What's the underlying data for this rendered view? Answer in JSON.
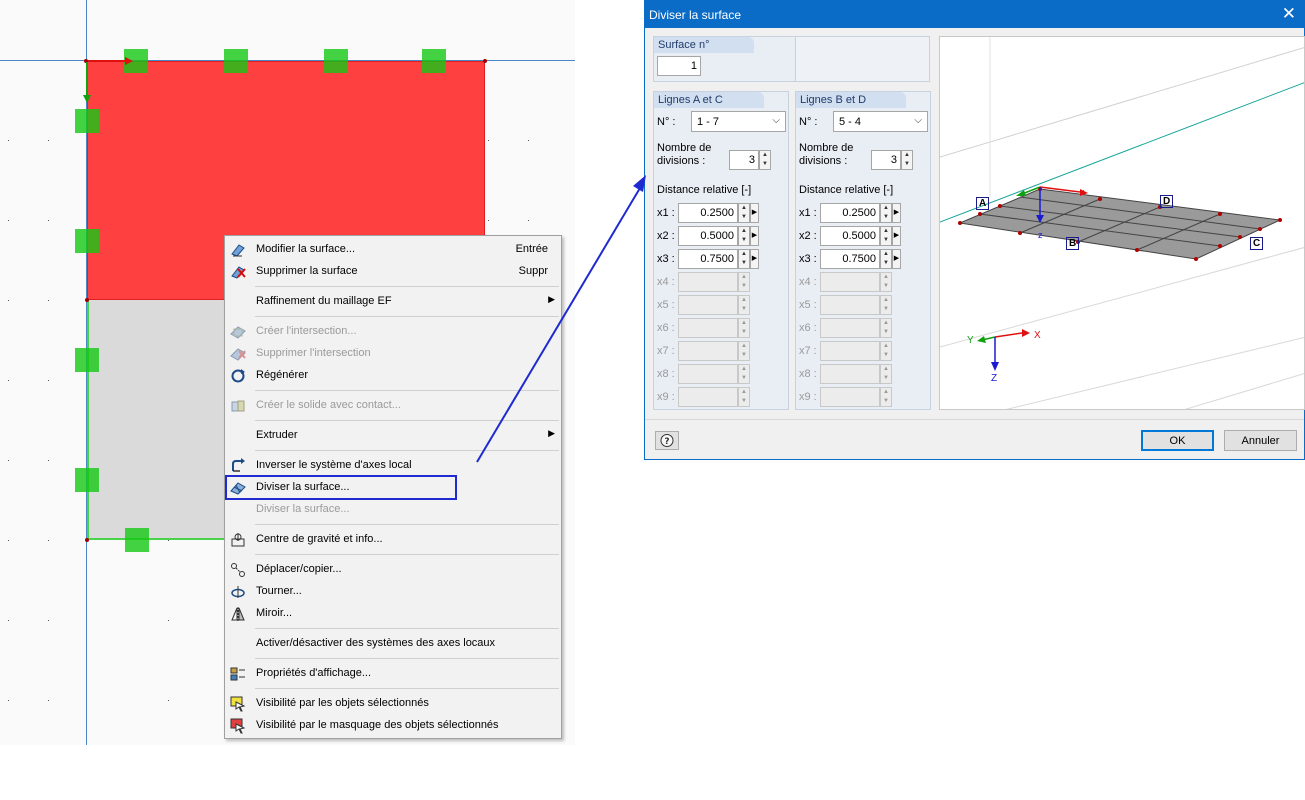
{
  "context_menu": {
    "items": [
      {
        "label": "Modifier la surface...",
        "shortcut": "Entrée"
      },
      {
        "label": "Supprimer la surface",
        "shortcut": "Suppr"
      },
      {
        "label": "Raffinement du maillage EF"
      },
      {
        "label": "Créer l'intersection..."
      },
      {
        "label": "Supprimer l'intersection"
      },
      {
        "label": "Régénérer"
      },
      {
        "label": "Créer le solide avec contact..."
      },
      {
        "label": "Extruder"
      },
      {
        "label": "Inverser le système d'axes local"
      },
      {
        "label": "Diviser la surface..."
      },
      {
        "label": "Diviser la surface..."
      },
      {
        "label": "Centre de gravité et info..."
      },
      {
        "label": "Déplacer/copier..."
      },
      {
        "label": "Tourner..."
      },
      {
        "label": "Miroir..."
      },
      {
        "label": "Activer/désactiver des systèmes des axes locaux"
      },
      {
        "label": "Propriétés d'affichage..."
      },
      {
        "label": "Visibilité par les objets sélectionnés"
      },
      {
        "label": "Visibilité par le masquage des objets sélectionnés"
      }
    ],
    "highlighted_item": "Diviser la surface..."
  },
  "dialog": {
    "title": "Diviser la surface",
    "close_glyph": "✕",
    "surface_group": {
      "header": "Surface n°",
      "value": "1"
    },
    "lines_ac": {
      "header": "Lignes A et C",
      "no_label": "N° :",
      "no_value": "1 - 7",
      "divisions_label_1": "Nombre de",
      "divisions_label_2": "divisions :",
      "divisions_value": "3",
      "distance_label": "Distance relative [-]",
      "x_labels": [
        "x1 :",
        "x2 :",
        "x3 :",
        "x4 :",
        "x5 :",
        "x6 :",
        "x7 :",
        "x8 :",
        "x9 :"
      ],
      "x_values": [
        "0.2500",
        "0.5000",
        "0.7500",
        "",
        "",
        "",
        "",
        "",
        ""
      ]
    },
    "lines_bd": {
      "header": "Lignes B et D",
      "no_label": "N° :",
      "no_value": "5 - 4",
      "divisions_label_1": "Nombre de",
      "divisions_label_2": "divisions :",
      "divisions_value": "3",
      "distance_label": "Distance relative [-]",
      "x_labels": [
        "x1 :",
        "x2 :",
        "x3 :",
        "x4 :",
        "x5 :",
        "x6 :",
        "x7 :",
        "x8 :",
        "x9 :"
      ],
      "x_values": [
        "0.2500",
        "0.5000",
        "0.7500",
        "",
        "",
        "",
        "",
        "",
        ""
      ]
    },
    "preview": {
      "labels": [
        "A",
        "B",
        "C",
        "D"
      ],
      "axis_x": "X",
      "axis_y": "Y",
      "axis_z": "Z",
      "local_x": "x",
      "local_z": "z"
    },
    "buttons": {
      "ok": "OK",
      "cancel": "Annuler"
    }
  },
  "colors": {
    "surface_red": "#ff4040",
    "surface_grey": "#dadada",
    "node_green": "#14c814",
    "highlight_blue": "#1f2ad0",
    "title_bar": "#0b6cc7"
  }
}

--- GIVEN REQUEST ---
Every line above should be returned word for word, with the pictures left behind.

--- SOLUTION FOR THIS EXERCISE ---
What's the underlying data for this rendered view? Answer in JSON.
{
  "context_menu": {
    "items": [
      {
        "label": "Modifier la surface...",
        "shortcut": "Entrée"
      },
      {
        "label": "Supprimer la surface",
        "shortcut": "Suppr"
      },
      {
        "label": "Raffinement du maillage EF"
      },
      {
        "label": "Créer l'intersection..."
      },
      {
        "label": "Supprimer l'intersection"
      },
      {
        "label": "Régénérer"
      },
      {
        "label": "Créer le solide avec contact..."
      },
      {
        "label": "Extruder"
      },
      {
        "label": "Inverser le système d'axes local"
      },
      {
        "label": "Diviser la surface..."
      },
      {
        "label": "Diviser la surface..."
      },
      {
        "label": "Centre de gravité et info..."
      },
      {
        "label": "Déplacer/copier..."
      },
      {
        "label": "Tourner..."
      },
      {
        "label": "Miroir..."
      },
      {
        "label": "Activer/désactiver des systèmes des axes locaux"
      },
      {
        "label": "Propriétés d'affichage..."
      },
      {
        "label": "Visibilité par les objets sélectionnés"
      },
      {
        "label": "Visibilité par le masquage des objets sélectionnés"
      }
    ],
    "highlighted_item": "Diviser la surface..."
  },
  "dialog": {
    "title": "Diviser la surface",
    "close_glyph": "✕",
    "surface_group": {
      "header": "Surface n°",
      "value": "1"
    },
    "lines_ac": {
      "header": "Lignes A et C",
      "no_label": "N° :",
      "no_value": "1 - 7",
      "divisions_label_1": "Nombre de",
      "divisions_label_2": "divisions :",
      "divisions_value": "3",
      "distance_label": "Distance relative [-]",
      "x_labels": [
        "x1 :",
        "x2 :",
        "x3 :",
        "x4 :",
        "x5 :",
        "x6 :",
        "x7 :",
        "x8 :",
        "x9 :"
      ],
      "x_values": [
        "0.2500",
        "0.5000",
        "0.7500",
        "",
        "",
        "",
        "",
        "",
        ""
      ]
    },
    "lines_bd": {
      "header": "Lignes B et D",
      "no_label": "N° :",
      "no_value": "5 - 4",
      "divisions_label_1": "Nombre de",
      "divisions_label_2": "divisions :",
      "divisions_value": "3",
      "distance_label": "Distance relative [-]",
      "x_labels": [
        "x1 :",
        "x2 :",
        "x3 :",
        "x4 :",
        "x5 :",
        "x6 :",
        "x7 :",
        "x8 :",
        "x9 :"
      ],
      "x_values": [
        "0.2500",
        "0.5000",
        "0.7500",
        "",
        "",
        "",
        "",
        "",
        ""
      ]
    },
    "preview": {
      "labels": [
        "A",
        "B",
        "C",
        "D"
      ],
      "axis_x": "X",
      "axis_y": "Y",
      "axis_z": "Z",
      "local_x": "x",
      "local_z": "z"
    },
    "buttons": {
      "ok": "OK",
      "cancel": "Annuler"
    }
  },
  "colors": {
    "surface_red": "#ff4040",
    "surface_grey": "#dadada",
    "node_green": "#14c814",
    "highlight_blue": "#1f2ad0",
    "title_bar": "#0b6cc7"
  }
}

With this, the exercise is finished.